**Objective**
Select all lines in the records that include "label".

**Given data**
* * * * * * * * *

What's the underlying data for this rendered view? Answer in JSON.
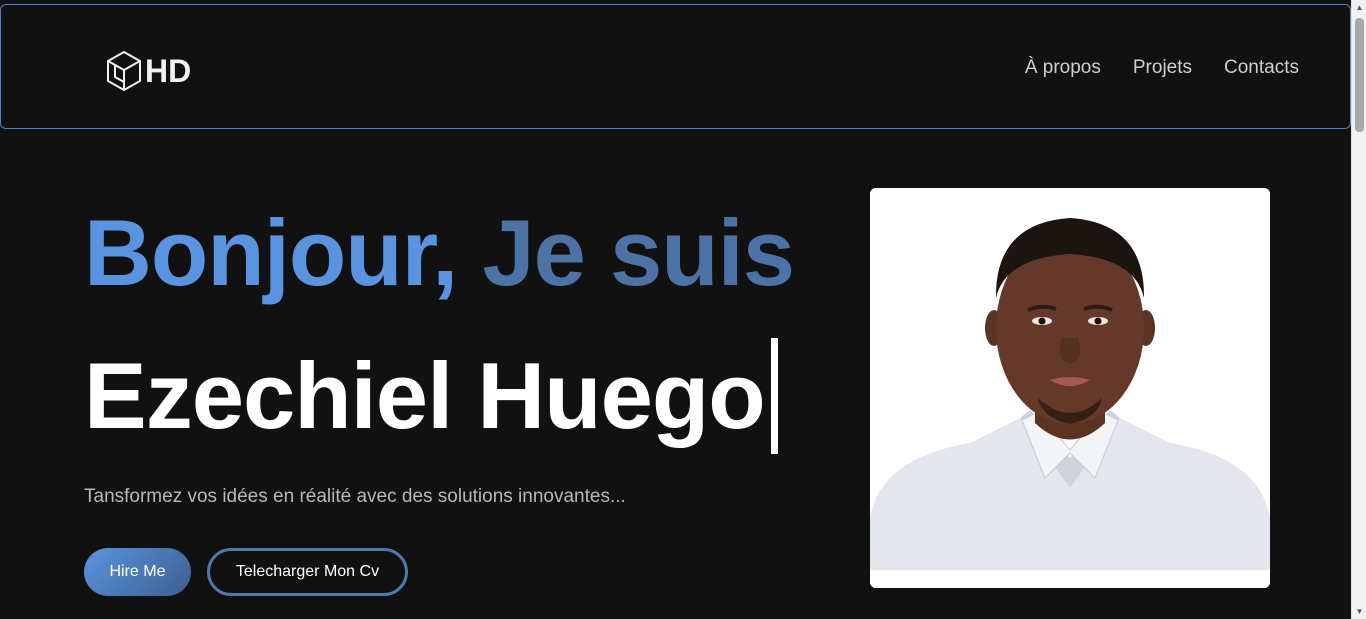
{
  "header": {
    "logo_text": "HD",
    "logo_icon": "cube-icon",
    "nav": [
      {
        "label": "À propos"
      },
      {
        "label": "Projets"
      },
      {
        "label": "Contacts"
      }
    ]
  },
  "hero": {
    "greeting_word1": "Bonjour,",
    "greeting_word2": "Je suis",
    "name": "Ezechiel Huego",
    "tagline": "Tansformez vos idées en réalité avec des solutions innovantes...",
    "hire_button": "Hire Me",
    "cv_button": "Telecharger Mon Cv"
  },
  "colors": {
    "background": "#111112",
    "accent_blue": "#5a94e0",
    "accent_blue_dark": "#4d73a6",
    "header_border": "#4f83c8"
  }
}
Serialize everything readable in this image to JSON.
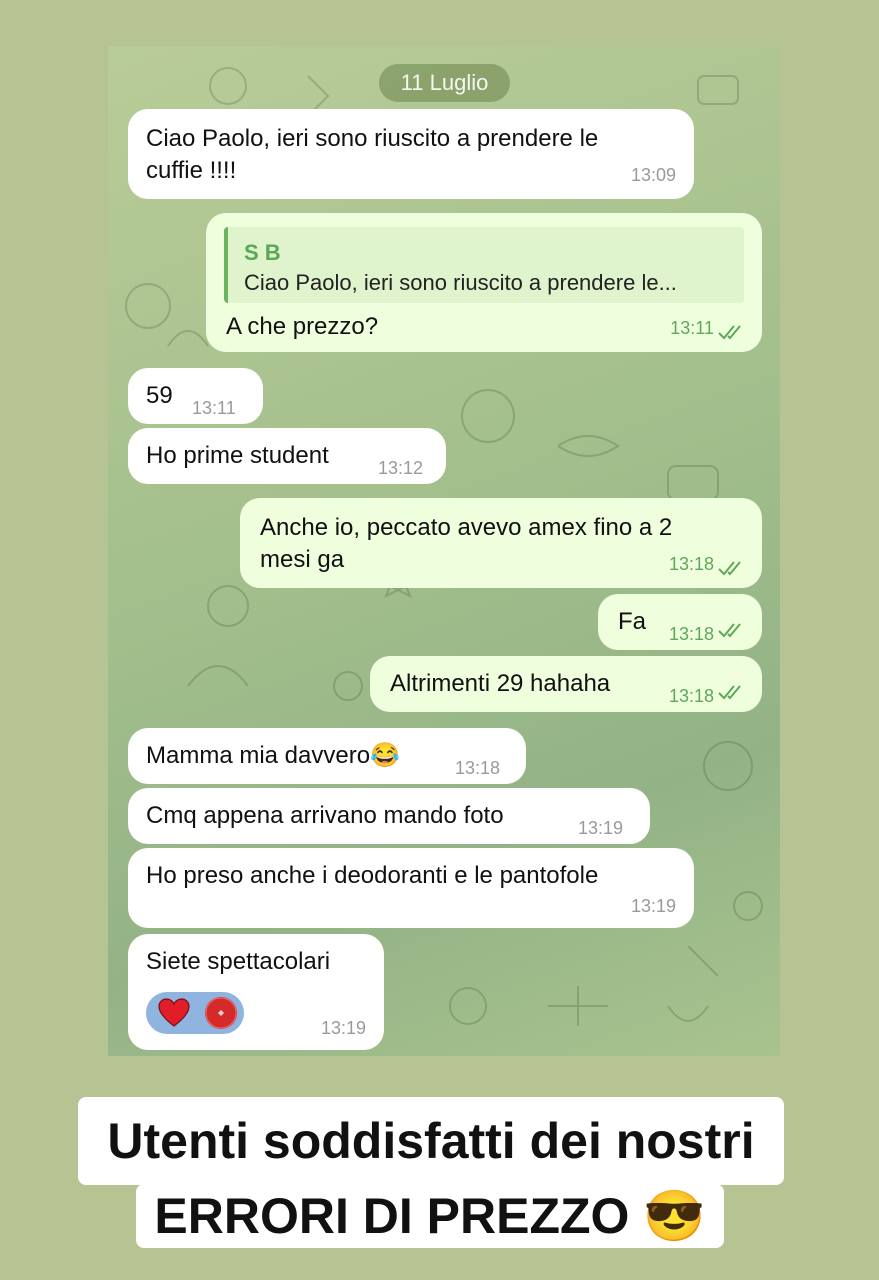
{
  "chat": {
    "date": "11 Luglio",
    "messages": [
      {
        "text": "Ciao Paolo, ieri sono riuscito a prendere le\ncuffie !!!!",
        "time": "13:09"
      },
      {
        "reply_name": "S B",
        "reply_text": "Ciao Paolo, ieri sono riuscito a prendere le...",
        "text": "A che prezzo?",
        "time": "13:11"
      },
      {
        "text": "59",
        "time": "13:11"
      },
      {
        "text": "Ho prime student",
        "time": "13:12"
      },
      {
        "text": "Anche io, peccato avevo amex fino a 2\nmesi ga",
        "time": "13:18"
      },
      {
        "text": "Fa",
        "time": "13:18"
      },
      {
        "text": "Altrimenti 29 hahaha",
        "time": "13:18"
      },
      {
        "text": "Mamma mia davvero😂",
        "time": "13:18"
      },
      {
        "text": "Cmq appena arrivano mando foto",
        "time": "13:19"
      },
      {
        "text": "Ho preso anche i deodoranti e le pantofole",
        "time": "13:19"
      },
      {
        "text": "Siete spettacolari",
        "time": "13:19",
        "reactions": [
          "heart",
          "heart-avatar"
        ]
      }
    ]
  },
  "caption": {
    "line1": "Utenti soddisfatti dei nostri",
    "line2": "ERRORI DI PREZZO 😎"
  },
  "colors": {
    "background": "#b6c493",
    "incoming_bubble": "#ffffff",
    "outgoing_bubble": "#effedd",
    "accent_green": "#5fa85a"
  }
}
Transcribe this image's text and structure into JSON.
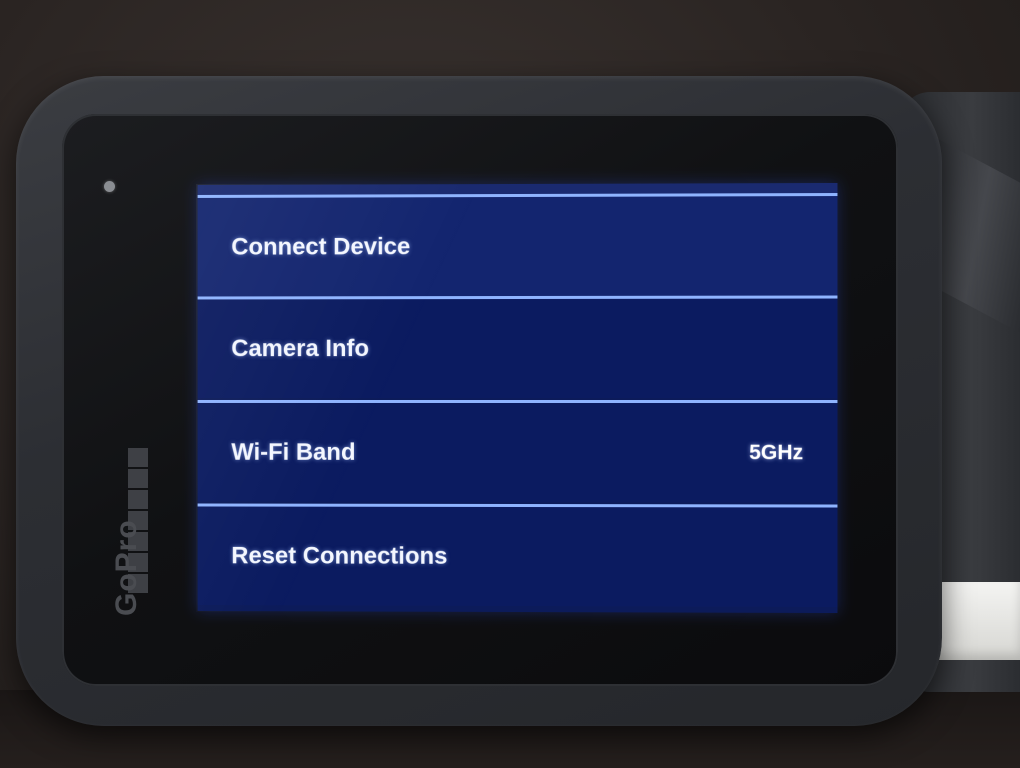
{
  "menu": {
    "items": [
      {
        "label": "Connect Device",
        "value": ""
      },
      {
        "label": "Camera Info",
        "value": ""
      },
      {
        "label": "Wi-Fi Band",
        "value": "5GHz"
      },
      {
        "label": "Reset Connections",
        "value": ""
      }
    ],
    "selected_index": 0
  },
  "branding": {
    "logo_text": "GoPro"
  },
  "colors": {
    "screen_background": "#0c1b5a",
    "row_divider": "#8fb4ff",
    "text": "#f4f7ff"
  }
}
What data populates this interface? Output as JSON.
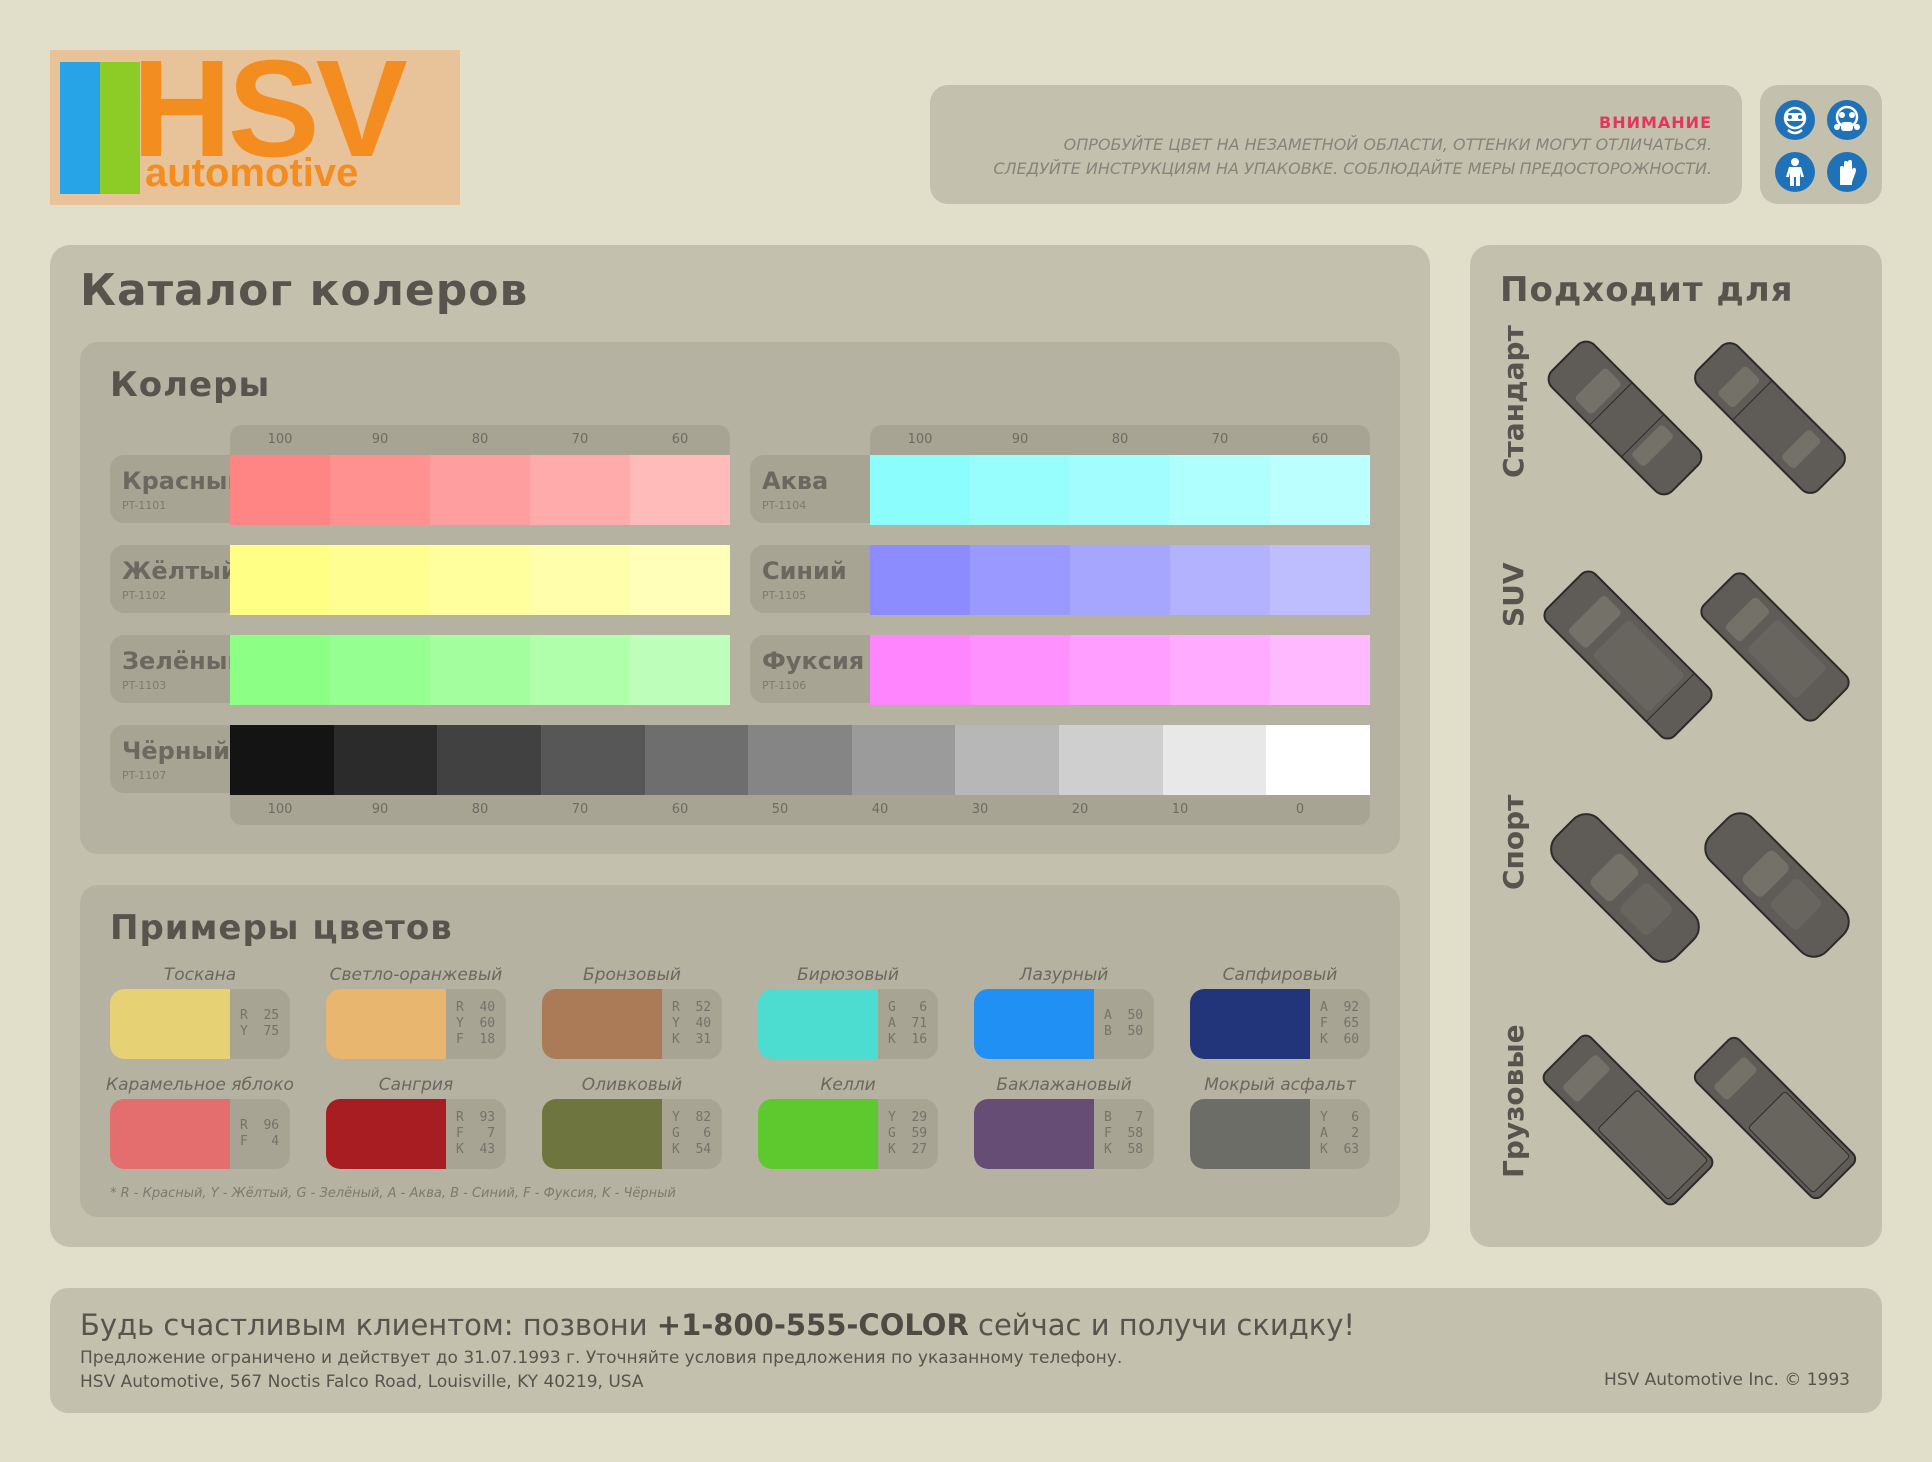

* * * * * * * * *

**Solution to this task**
        "label": "À propos"
        "label": "Projets"
        "label": "Contacts"
        "label": "Connect Device",
        "label": "Camera Info",
        "label": "Wi-Fi Band",
        "label": "Reset Connections",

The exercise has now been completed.